== Material to process
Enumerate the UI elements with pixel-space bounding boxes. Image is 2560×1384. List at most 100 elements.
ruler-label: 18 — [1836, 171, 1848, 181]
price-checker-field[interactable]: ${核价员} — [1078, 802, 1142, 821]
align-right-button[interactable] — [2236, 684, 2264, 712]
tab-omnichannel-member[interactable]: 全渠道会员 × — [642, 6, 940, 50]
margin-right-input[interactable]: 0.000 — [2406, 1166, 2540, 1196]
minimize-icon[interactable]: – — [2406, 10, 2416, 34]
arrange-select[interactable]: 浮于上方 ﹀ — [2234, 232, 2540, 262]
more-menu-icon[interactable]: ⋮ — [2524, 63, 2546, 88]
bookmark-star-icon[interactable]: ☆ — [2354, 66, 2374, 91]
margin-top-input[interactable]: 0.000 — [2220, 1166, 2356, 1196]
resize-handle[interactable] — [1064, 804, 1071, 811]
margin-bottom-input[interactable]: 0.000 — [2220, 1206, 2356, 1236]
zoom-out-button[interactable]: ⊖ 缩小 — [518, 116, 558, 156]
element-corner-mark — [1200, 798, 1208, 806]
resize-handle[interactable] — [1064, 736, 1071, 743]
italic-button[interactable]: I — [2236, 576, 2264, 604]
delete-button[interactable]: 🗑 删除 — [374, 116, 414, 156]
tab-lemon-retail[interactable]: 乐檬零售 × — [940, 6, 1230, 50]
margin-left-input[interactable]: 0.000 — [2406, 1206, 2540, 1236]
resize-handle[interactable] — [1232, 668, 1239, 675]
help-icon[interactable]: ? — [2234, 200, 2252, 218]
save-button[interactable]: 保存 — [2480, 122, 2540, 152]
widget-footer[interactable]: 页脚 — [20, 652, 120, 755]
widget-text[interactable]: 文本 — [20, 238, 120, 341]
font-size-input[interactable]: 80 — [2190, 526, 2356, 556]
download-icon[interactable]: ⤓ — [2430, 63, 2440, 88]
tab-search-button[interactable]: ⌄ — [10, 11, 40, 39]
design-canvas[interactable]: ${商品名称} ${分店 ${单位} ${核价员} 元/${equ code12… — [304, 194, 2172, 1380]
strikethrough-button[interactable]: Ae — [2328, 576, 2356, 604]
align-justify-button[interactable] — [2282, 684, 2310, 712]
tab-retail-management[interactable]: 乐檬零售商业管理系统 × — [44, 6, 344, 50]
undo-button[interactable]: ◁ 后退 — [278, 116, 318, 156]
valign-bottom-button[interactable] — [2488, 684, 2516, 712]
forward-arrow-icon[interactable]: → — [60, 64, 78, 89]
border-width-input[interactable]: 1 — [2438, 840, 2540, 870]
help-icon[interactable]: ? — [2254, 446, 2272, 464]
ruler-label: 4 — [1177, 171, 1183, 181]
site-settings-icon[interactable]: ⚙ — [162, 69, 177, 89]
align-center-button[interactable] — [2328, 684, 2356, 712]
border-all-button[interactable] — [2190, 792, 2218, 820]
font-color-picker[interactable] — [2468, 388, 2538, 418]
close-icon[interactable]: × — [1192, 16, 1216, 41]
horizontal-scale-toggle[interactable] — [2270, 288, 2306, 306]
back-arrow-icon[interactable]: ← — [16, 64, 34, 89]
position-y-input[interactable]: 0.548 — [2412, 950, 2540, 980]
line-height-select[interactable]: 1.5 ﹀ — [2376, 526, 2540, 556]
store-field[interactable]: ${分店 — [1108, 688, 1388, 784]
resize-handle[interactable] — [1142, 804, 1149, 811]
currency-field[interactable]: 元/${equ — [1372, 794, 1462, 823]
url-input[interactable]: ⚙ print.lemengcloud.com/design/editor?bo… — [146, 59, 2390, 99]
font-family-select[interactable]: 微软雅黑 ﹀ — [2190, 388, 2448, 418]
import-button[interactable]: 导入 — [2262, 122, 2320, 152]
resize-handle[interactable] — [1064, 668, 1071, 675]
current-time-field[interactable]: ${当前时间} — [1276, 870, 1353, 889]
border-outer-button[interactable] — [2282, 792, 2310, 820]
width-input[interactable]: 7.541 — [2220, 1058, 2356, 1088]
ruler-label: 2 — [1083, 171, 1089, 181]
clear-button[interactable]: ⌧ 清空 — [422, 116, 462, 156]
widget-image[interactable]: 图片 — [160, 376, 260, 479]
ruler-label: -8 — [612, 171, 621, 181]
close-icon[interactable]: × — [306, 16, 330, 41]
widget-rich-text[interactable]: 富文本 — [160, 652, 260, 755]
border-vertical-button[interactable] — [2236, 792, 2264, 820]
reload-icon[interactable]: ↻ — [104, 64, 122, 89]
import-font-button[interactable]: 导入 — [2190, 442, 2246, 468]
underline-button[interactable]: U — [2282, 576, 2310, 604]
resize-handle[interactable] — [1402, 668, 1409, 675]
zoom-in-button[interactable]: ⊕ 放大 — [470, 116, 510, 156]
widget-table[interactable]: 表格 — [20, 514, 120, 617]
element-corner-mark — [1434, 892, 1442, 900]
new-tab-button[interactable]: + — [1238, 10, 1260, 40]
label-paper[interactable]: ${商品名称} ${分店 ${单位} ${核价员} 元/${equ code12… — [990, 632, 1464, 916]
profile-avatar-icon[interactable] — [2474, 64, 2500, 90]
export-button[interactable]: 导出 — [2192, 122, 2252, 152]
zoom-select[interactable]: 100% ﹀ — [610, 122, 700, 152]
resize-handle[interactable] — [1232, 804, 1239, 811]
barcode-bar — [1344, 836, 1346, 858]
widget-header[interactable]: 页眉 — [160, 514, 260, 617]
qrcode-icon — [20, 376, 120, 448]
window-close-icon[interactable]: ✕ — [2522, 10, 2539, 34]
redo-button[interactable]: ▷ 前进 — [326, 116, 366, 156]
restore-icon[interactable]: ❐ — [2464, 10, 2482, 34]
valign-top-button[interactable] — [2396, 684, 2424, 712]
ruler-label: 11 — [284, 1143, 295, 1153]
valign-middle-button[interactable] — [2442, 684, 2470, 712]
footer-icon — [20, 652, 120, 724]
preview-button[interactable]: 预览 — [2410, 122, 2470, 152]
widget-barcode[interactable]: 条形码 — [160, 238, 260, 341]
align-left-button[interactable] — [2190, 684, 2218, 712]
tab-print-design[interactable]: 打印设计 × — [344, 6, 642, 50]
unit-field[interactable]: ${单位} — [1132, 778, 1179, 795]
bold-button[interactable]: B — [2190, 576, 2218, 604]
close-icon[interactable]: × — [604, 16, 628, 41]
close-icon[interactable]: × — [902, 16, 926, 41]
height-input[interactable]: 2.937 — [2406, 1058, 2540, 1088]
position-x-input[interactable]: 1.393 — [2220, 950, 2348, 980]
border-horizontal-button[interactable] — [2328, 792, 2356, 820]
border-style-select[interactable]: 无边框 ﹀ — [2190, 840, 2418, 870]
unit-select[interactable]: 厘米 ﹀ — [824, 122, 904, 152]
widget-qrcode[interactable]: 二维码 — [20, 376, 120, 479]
====
Which of the rows above contain the string "width"? Pull each of them out in full.

border-width-input[interactable]: 1 — [2438, 840, 2540, 870]
width-input[interactable]: 7.541 — [2220, 1058, 2356, 1088]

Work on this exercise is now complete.